start Records provided

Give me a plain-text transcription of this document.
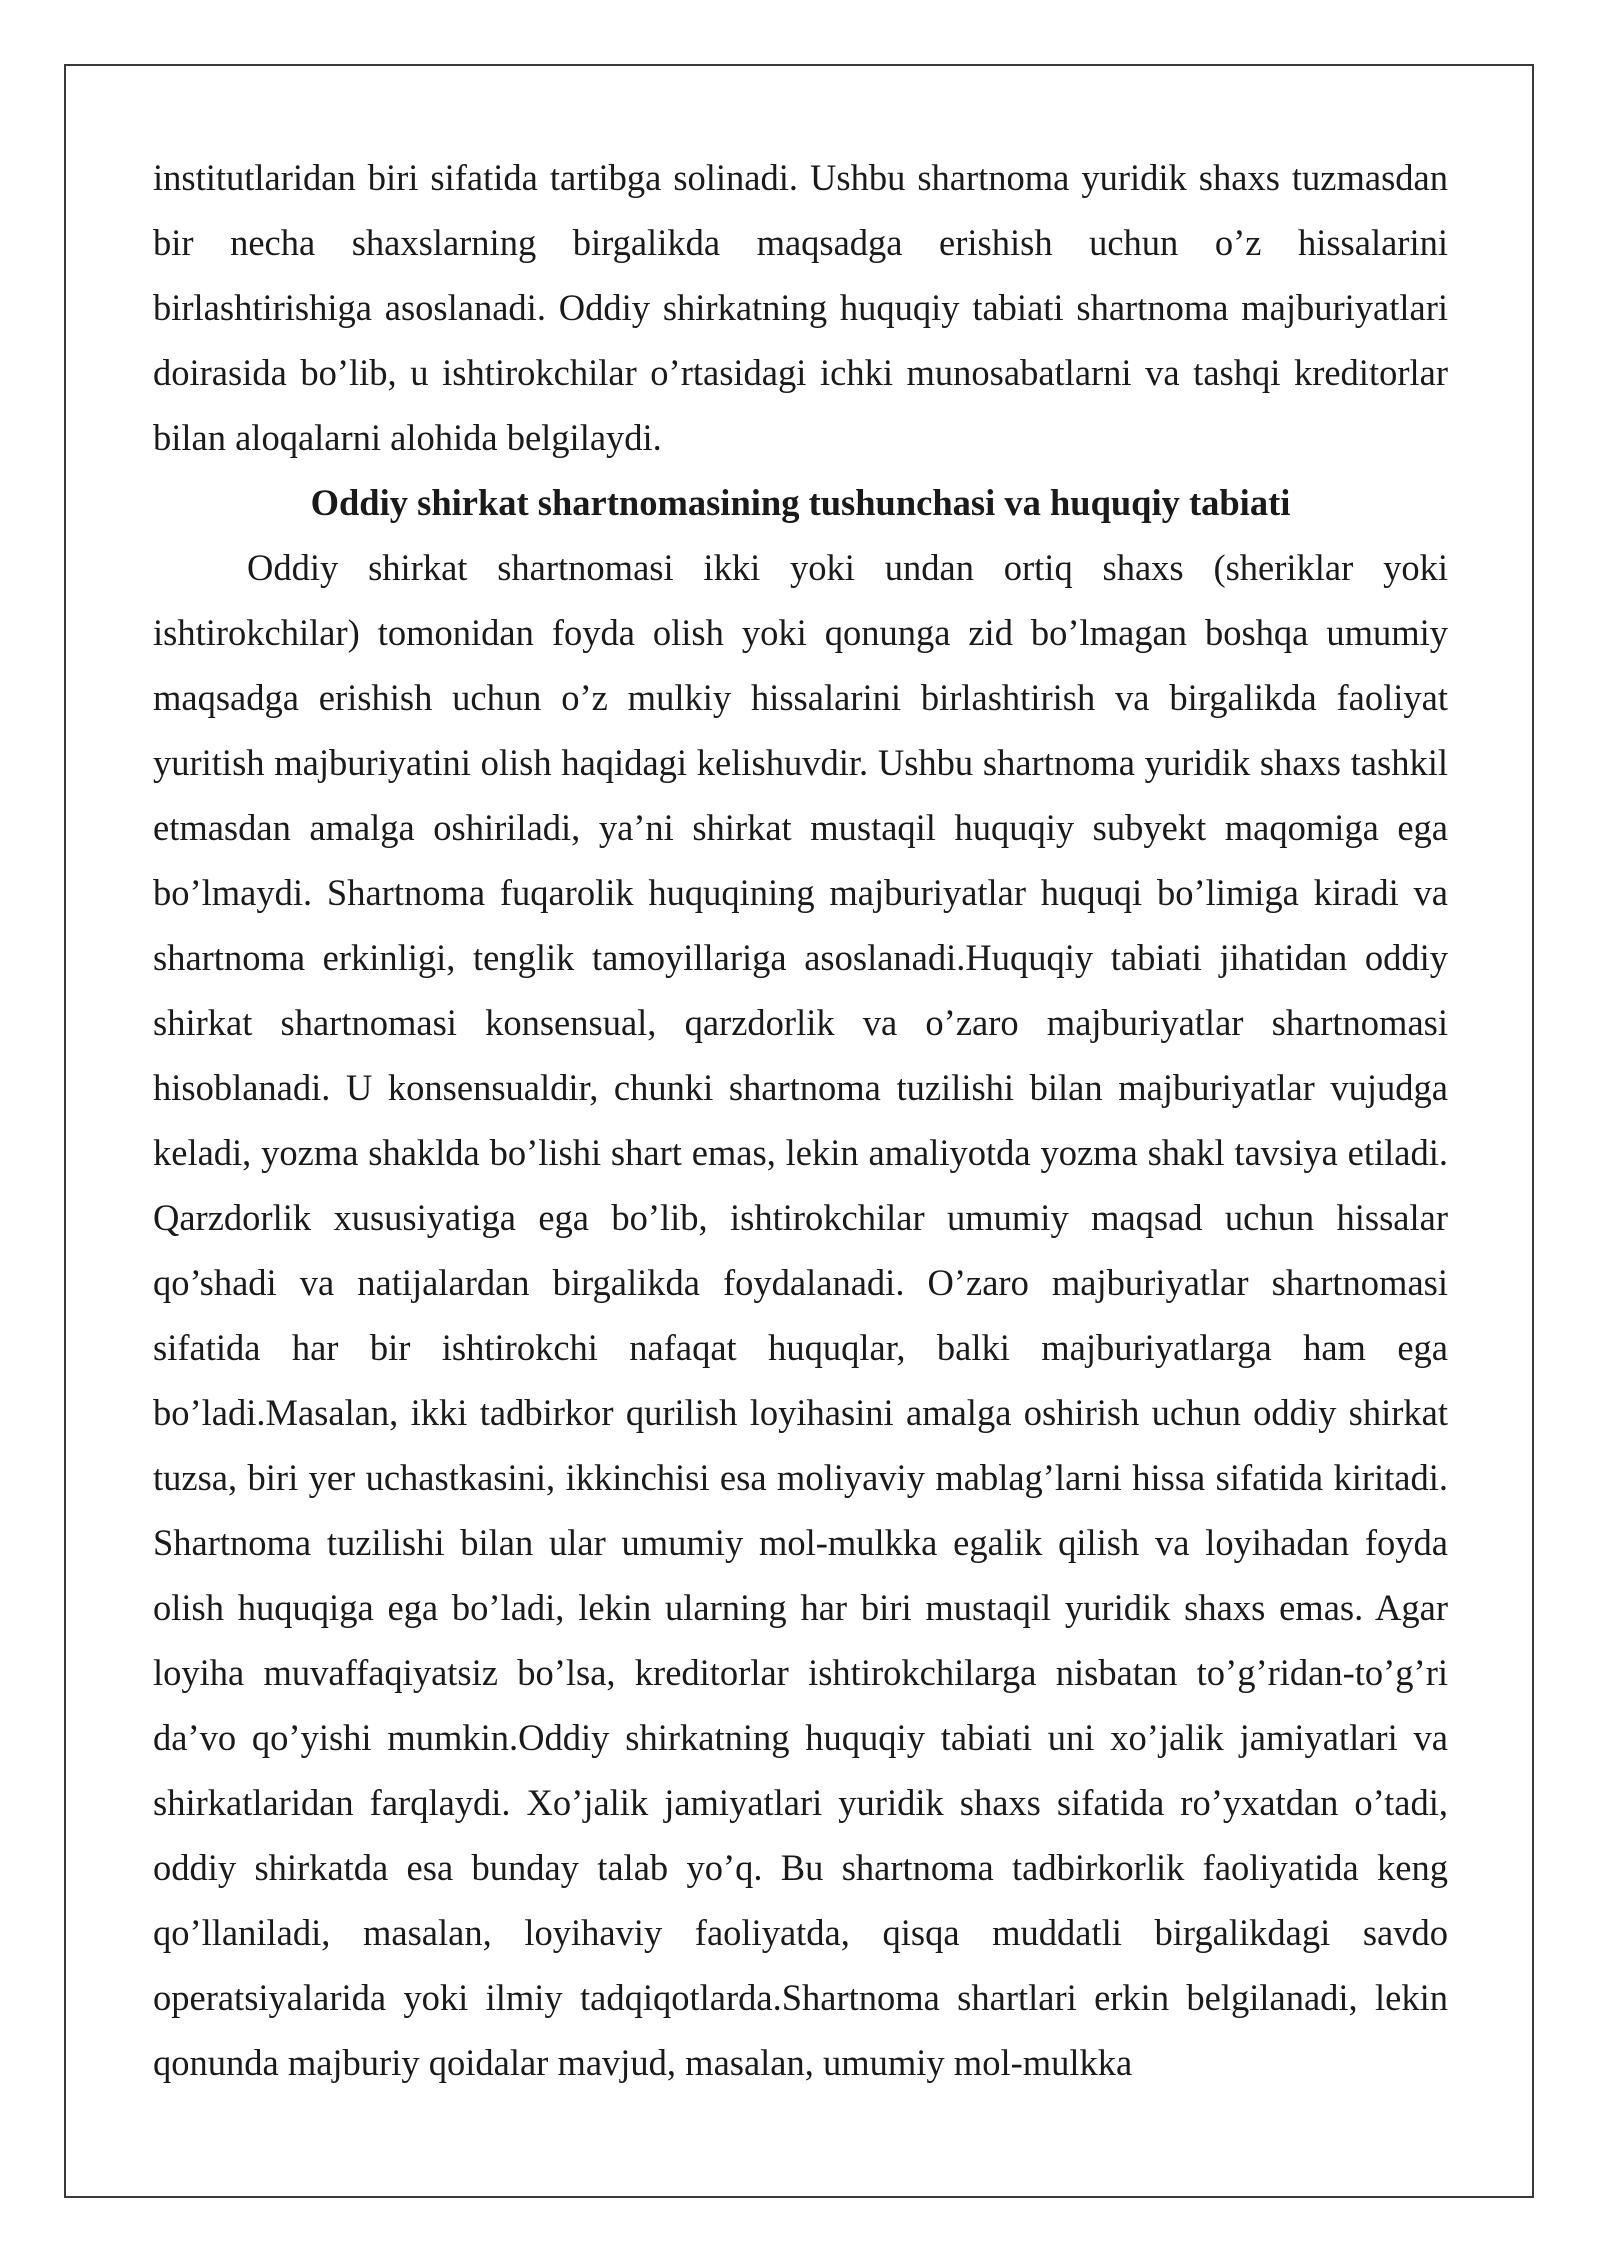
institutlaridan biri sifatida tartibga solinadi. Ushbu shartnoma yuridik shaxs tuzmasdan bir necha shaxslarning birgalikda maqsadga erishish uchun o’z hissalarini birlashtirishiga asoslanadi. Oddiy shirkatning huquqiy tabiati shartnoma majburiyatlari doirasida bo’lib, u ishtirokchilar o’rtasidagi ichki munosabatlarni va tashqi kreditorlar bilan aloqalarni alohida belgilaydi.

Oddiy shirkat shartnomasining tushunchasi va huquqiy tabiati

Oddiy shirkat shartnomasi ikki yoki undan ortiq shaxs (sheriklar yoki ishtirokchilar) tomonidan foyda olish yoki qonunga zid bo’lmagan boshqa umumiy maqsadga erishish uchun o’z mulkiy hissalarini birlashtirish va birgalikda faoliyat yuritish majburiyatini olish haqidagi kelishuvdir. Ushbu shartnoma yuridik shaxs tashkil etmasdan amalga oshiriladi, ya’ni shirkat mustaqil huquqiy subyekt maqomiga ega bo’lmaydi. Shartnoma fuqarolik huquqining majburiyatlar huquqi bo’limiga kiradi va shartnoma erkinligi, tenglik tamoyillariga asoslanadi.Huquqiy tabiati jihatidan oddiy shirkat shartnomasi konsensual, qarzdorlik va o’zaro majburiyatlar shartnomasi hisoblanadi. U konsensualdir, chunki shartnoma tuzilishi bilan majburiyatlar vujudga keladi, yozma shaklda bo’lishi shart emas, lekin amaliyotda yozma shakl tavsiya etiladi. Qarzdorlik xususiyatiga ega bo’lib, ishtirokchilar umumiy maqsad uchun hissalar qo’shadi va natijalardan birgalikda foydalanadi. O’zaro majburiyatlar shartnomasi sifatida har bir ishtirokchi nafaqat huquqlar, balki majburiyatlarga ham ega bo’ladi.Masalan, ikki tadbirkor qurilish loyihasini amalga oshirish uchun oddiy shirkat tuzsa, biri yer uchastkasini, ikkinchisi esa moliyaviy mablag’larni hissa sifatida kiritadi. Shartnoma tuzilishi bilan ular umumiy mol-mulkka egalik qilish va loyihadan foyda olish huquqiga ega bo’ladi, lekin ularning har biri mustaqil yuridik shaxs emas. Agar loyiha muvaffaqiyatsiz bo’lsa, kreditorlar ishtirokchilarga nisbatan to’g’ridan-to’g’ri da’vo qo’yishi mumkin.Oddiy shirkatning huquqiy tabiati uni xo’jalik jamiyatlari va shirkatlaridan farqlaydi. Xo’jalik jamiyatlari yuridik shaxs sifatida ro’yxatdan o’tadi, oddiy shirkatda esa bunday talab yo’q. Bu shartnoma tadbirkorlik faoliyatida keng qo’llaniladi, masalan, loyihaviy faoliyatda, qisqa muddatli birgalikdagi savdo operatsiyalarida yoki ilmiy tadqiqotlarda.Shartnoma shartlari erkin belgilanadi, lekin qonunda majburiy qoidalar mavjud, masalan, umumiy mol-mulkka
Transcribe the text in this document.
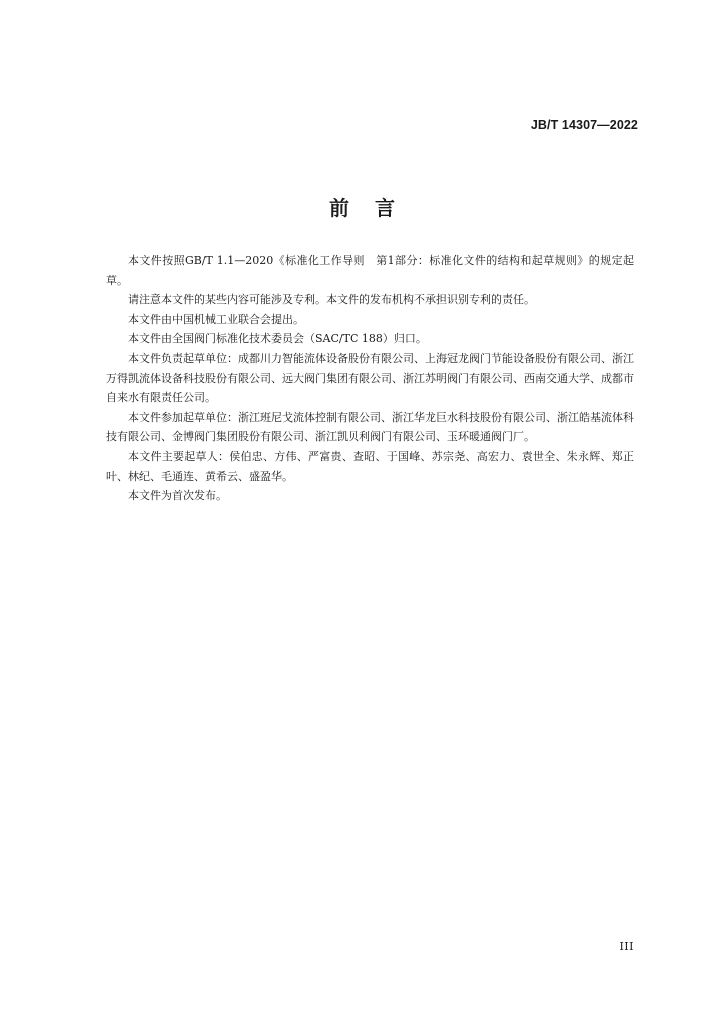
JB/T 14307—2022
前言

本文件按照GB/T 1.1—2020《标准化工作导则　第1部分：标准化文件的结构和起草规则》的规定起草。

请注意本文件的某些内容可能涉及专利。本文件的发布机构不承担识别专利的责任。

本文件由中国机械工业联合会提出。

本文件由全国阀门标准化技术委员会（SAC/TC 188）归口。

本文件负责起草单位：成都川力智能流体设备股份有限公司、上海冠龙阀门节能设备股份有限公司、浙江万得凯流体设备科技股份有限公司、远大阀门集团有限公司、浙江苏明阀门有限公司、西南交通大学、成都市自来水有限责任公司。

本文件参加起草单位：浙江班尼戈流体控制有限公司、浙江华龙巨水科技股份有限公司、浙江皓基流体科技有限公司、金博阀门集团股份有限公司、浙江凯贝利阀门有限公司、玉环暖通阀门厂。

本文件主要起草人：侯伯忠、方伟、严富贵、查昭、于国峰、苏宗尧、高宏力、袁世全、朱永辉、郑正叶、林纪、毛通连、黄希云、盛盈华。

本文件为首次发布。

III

end Records provided

_What you are asked to do_
Pictures appear in the records above. Output everything except them, exactly.

_Problem solution_
Give me a plain-text transcription of this document.
institutlaridan biri sifatida tartibga solinadi. Ushbu shartnoma yuridik shaxs tuzmasdan bir necha shaxslarning birgalikda maqsadga erishish uchun o’z hissalarini birlashtirishiga asoslanadi. Oddiy shirkatning huquqiy tabiati shartnoma majburiyatlari doirasida bo’lib, u ishtirokchilar o’rtasidagi ichki munosabatlarni va tashqi kreditorlar bilan aloqalarni alohida belgilaydi.

Oddiy shirkat shartnomasining tushunchasi va huquqiy tabiati

Oddiy shirkat shartnomasi ikki yoki undan ortiq shaxs (sheriklar yoki ishtirokchilar) tomonidan foyda olish yoki qonunga zid bo’lmagan boshqa umumiy maqsadga erishish uchun o’z mulkiy hissalarini birlashtirish va birgalikda faoliyat yuritish majburiyatini olish haqidagi kelishuvdir. Ushbu shartnoma yuridik shaxs tashkil etmasdan amalga oshiriladi, ya’ni shirkat mustaqil huquqiy subyekt maqomiga ega bo’lmaydi. Shartnoma fuqarolik huquqining majburiyatlar huquqi bo’limiga kiradi va shartnoma erkinligi, tenglik tamoyillariga asoslanadi.Huquqiy tabiati jihatidan oddiy shirkat shartnomasi konsensual, qarzdorlik va o’zaro majburiyatlar shartnomasi hisoblanadi. U konsensualdir, chunki shartnoma tuzilishi bilan majburiyatlar vujudga keladi, yozma shaklda bo’lishi shart emas, lekin amaliyotda yozma shakl tavsiya etiladi. Qarzdorlik xususiyatiga ega bo’lib, ishtirokchilar umumiy maqsad uchun hissalar qo’shadi va natijalardan birgalikda foydalanadi. O’zaro majburiyatlar shartnomasi sifatida har bir ishtirokchi nafaqat huquqlar, balki majburiyatlarga ham ega bo’ladi.Masalan, ikki tadbirkor qurilish loyihasini amalga oshirish uchun oddiy shirkat tuzsa, biri yer uchastkasini, ikkinchisi esa moliyaviy mablag’larni hissa sifatida kiritadi. Shartnoma tuzilishi bilan ular umumiy mol-mulkka egalik qilish va loyihadan foyda olish huquqiga ega bo’ladi, lekin ularning har biri mustaqil yuridik shaxs emas. Agar loyiha muvaffaqiyatsiz bo’lsa, kreditorlar ishtirokchilarga nisbatan to’g’ridan-to’g’ri da’vo qo’yishi mumkin.Oddiy shirkatning huquqiy tabiati uni xo’jalik jamiyatlari va shirkatlaridan farqlaydi. Xo’jalik jamiyatlari yuridik shaxs sifatida ro’yxatdan o’tadi, oddiy shirkatda esa bunday talab yo’q. Bu shartnoma tadbirkorlik faoliyatida keng qo’llaniladi, masalan, loyihaviy faoliyatda, qisqa muddatli birgalikdagi savdo operatsiyalarida yoki ilmiy tadqiqotlarda.Shartnoma shartlari erkin belgilanadi, lekin qonunda majburiy qoidalar mavjud, masalan, umumiy mol-mulkka
Transcribe the text in this document.
JB/T 14307—2022
前言

本文件按照GB/T 1.1—2020《标准化工作导则　第1部分：标准化文件的结构和起草规则》的规定起草。

请注意本文件的某些内容可能涉及专利。本文件的发布机构不承担识别专利的责任。

本文件由中国机械工业联合会提出。

本文件由全国阀门标准化技术委员会（SAC/TC 188）归口。

本文件负责起草单位：成都川力智能流体设备股份有限公司、上海冠龙阀门节能设备股份有限公司、浙江万得凯流体设备科技股份有限公司、远大阀门集团有限公司、浙江苏明阀门有限公司、西南交通大学、成都市自来水有限责任公司。

本文件参加起草单位：浙江班尼戈流体控制有限公司、浙江华龙巨水科技股份有限公司、浙江皓基流体科技有限公司、金博阀门集团股份有限公司、浙江凯贝利阀门有限公司、玉环暖通阀门厂。

本文件主要起草人：侯伯忠、方伟、严富贵、查昭、于国峰、苏宗尧、高宏力、袁世全、朱永辉、郑正叶、林纪、毛通连、黄希云、盛盈华。

本文件为首次发布。

III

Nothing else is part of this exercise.